* Texto dado *

Fuentes de iluminación hay muchas y variadas, tanto para la iluminación continua como para la iluminación de flash. En esta primera entrada vamos a hacer un somero repaso a las diferentes características y cuidados que necesita la luz halógena.
En un primer lugar, tenemos a la iluminación de la vieja escuela. Focos de iluminación continua halógenos. Podemos encontrar de bastantes potencias diferentes, pero los más comunes a la hora de trabajar son los de 800W, 1000W o 2000W.
Estas fuentes de luz se caracterizan por una clara dominante amarilla o cálida (ya que tienen una temperatura de color de 3200º) puesto que se basan en la incandescencia de las lámparas halógenas para funcionar.
Al trabajar con este tipo de fuentes de luz debemos tener una serie de consideraciones de mucha importancia, como sería la alta temperatura que llegan a alcanzar las lámparas. Como hemos dicho, la luz halógena, trabaja en base a la incandescencia, y debido a esto llegan a alcanzar más de 200º. Siempre que vayamos a trabajar con este tipo de fuentes de luz es recomendable hacerse con unos guantes de trabajo, como pueden ser los de cuero o los de nitrilo. Nos evitarán quemaduras en las manos al regular la luz con las palas del foco.

* Cómo hacerlo *
Vuelve a escribir el fragmento del texto sobre la luz halógena que empieza con "Fuentes de iluminación" y termina con "la luz halógena.", sustituyendo "somero" por "breve". Las líneas de abajo proceden de otra fuente.

* Datos mostrados *
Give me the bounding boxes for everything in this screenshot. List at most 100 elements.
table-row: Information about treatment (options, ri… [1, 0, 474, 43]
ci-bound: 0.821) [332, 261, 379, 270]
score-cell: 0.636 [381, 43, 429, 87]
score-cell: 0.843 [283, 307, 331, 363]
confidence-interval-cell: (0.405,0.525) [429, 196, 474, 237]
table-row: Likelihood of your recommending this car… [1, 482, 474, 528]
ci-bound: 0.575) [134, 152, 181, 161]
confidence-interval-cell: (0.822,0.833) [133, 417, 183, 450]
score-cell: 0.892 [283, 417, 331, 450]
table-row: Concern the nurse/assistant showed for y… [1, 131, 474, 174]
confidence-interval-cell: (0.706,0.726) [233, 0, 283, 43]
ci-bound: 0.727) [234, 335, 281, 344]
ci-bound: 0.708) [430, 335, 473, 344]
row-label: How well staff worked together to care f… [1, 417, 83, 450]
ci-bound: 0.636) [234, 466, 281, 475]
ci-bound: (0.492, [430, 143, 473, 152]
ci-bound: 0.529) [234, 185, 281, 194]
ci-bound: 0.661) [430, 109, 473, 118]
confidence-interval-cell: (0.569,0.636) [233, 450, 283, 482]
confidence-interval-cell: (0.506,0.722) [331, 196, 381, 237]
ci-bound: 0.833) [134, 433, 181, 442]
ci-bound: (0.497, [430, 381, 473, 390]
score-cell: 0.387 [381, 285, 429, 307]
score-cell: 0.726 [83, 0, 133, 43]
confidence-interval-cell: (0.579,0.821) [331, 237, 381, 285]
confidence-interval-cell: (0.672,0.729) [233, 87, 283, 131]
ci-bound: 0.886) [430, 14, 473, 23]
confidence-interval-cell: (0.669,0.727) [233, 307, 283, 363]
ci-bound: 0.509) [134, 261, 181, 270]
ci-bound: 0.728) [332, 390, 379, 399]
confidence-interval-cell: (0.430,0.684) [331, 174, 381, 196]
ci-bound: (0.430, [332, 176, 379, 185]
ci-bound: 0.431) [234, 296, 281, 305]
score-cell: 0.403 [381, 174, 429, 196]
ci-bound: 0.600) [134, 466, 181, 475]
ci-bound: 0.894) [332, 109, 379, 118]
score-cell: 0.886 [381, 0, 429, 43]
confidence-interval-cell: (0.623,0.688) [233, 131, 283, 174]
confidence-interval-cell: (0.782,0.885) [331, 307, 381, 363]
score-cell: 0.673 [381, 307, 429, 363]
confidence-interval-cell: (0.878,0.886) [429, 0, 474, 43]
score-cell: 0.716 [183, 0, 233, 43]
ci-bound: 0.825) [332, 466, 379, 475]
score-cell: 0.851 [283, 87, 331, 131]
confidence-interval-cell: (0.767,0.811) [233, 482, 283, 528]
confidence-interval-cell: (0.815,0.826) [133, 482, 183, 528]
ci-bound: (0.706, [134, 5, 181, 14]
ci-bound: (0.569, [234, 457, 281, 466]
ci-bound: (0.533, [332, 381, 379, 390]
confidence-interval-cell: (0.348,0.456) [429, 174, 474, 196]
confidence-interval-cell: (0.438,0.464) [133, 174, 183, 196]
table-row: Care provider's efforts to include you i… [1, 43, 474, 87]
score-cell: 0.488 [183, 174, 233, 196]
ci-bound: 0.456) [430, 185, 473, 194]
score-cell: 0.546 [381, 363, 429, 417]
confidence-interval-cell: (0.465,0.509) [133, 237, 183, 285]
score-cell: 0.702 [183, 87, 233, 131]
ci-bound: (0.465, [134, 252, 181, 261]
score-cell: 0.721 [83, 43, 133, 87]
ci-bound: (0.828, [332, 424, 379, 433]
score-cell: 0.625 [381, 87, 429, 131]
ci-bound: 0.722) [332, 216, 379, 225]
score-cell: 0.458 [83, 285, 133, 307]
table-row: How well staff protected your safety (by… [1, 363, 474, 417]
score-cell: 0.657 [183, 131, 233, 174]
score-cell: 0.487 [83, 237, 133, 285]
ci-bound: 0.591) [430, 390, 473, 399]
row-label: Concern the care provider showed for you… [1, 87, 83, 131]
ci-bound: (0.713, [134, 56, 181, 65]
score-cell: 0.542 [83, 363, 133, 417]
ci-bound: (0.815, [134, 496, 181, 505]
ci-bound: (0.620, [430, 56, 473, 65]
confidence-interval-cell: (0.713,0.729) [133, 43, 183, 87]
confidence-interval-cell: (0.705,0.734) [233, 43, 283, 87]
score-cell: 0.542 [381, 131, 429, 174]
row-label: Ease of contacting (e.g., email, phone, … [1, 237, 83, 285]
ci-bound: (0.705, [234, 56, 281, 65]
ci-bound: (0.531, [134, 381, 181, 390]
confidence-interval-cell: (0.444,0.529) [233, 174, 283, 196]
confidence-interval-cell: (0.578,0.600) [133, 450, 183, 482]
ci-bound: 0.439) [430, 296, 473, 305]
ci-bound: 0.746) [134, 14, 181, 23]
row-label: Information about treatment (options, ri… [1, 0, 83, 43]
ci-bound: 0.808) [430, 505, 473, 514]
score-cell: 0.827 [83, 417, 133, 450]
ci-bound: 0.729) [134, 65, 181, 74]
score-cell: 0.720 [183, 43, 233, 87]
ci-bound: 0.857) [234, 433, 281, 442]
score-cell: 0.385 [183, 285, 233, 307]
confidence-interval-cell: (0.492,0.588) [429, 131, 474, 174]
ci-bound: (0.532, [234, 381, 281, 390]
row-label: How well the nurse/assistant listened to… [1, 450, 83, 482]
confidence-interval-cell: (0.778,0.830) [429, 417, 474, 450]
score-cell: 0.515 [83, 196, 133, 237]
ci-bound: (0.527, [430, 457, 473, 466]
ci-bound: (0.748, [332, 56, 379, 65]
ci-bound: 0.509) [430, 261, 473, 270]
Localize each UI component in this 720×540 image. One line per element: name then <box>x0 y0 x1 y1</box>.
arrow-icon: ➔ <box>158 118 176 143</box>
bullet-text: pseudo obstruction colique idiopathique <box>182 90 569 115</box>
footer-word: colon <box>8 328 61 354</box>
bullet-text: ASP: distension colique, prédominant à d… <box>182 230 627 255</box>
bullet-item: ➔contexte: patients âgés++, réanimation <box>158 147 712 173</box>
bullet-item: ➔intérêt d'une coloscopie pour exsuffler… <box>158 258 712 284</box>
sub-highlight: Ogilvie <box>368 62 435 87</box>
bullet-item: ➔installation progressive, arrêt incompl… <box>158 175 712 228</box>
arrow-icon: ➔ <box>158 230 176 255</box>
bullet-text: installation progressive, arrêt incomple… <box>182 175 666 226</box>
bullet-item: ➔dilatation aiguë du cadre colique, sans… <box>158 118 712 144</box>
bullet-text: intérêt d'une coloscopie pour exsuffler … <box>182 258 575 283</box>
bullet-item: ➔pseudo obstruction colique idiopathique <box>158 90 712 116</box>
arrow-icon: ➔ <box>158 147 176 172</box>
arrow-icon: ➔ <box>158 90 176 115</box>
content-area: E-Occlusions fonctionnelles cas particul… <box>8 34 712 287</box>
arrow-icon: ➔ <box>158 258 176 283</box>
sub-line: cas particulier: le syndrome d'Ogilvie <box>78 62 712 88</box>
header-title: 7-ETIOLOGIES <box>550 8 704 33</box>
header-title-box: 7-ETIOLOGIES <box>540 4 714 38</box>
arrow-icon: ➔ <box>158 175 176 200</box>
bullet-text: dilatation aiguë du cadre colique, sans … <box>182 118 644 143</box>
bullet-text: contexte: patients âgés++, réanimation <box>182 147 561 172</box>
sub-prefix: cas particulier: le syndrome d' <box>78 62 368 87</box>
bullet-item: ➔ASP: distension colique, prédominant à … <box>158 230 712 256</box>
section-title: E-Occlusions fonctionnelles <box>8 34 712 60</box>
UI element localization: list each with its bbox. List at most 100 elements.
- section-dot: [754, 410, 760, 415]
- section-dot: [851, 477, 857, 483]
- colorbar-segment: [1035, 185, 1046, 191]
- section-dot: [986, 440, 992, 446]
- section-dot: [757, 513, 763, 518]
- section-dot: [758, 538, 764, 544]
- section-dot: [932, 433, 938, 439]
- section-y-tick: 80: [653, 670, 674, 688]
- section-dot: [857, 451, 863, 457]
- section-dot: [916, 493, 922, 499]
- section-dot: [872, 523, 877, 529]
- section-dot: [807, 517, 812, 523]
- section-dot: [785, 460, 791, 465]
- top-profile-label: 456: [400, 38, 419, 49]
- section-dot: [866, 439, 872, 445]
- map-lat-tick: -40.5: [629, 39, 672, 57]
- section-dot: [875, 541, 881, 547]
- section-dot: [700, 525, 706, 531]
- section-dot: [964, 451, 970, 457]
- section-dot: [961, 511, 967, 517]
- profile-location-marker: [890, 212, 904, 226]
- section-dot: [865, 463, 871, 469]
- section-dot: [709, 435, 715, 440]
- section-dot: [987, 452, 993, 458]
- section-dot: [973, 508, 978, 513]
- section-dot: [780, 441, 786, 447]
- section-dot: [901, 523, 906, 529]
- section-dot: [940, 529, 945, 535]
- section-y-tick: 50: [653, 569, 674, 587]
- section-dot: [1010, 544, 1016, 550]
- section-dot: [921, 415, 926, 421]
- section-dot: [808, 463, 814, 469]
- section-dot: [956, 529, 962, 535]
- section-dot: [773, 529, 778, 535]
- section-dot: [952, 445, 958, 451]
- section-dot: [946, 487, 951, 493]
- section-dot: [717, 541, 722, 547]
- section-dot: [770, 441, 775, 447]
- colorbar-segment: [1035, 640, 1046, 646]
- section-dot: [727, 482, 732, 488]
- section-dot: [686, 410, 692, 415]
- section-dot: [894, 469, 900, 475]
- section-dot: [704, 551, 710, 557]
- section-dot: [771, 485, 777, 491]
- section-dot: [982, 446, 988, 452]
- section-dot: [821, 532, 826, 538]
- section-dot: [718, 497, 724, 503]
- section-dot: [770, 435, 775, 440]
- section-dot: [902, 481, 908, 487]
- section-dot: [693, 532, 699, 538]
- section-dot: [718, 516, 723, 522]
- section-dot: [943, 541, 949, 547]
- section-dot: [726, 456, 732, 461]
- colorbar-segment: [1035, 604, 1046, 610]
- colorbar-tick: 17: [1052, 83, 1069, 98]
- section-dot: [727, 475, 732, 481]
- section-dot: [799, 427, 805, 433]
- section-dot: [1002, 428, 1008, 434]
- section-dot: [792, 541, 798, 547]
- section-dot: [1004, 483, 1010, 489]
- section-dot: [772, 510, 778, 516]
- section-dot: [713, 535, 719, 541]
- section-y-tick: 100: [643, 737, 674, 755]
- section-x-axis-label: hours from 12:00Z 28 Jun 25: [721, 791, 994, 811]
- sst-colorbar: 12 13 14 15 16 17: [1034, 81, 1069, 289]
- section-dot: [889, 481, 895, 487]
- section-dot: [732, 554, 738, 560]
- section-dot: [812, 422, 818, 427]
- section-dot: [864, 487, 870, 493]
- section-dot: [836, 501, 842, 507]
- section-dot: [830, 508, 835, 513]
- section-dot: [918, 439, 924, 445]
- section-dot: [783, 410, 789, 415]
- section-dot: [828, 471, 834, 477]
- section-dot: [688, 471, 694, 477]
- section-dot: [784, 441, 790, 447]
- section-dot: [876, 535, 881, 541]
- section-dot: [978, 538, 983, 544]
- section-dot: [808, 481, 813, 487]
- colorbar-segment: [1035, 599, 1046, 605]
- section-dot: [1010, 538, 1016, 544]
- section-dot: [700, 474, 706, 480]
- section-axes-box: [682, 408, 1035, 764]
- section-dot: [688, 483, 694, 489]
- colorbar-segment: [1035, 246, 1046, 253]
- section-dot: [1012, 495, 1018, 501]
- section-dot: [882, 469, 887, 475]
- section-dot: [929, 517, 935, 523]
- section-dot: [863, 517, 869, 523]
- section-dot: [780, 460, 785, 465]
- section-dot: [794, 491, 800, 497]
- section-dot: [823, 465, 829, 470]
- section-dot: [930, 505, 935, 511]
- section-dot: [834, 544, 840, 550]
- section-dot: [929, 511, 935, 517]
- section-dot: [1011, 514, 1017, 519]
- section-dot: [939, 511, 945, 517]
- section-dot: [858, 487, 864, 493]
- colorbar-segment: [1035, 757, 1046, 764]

* Tu respuesta *
Fuentes de iluminación hay muchas y variadas, tanto para la iluminación continua como para la iluminación de flash. En esta primera entrada vamos a hacer un breve repaso a las diferentes características y cuidados que necesita la luz halógena.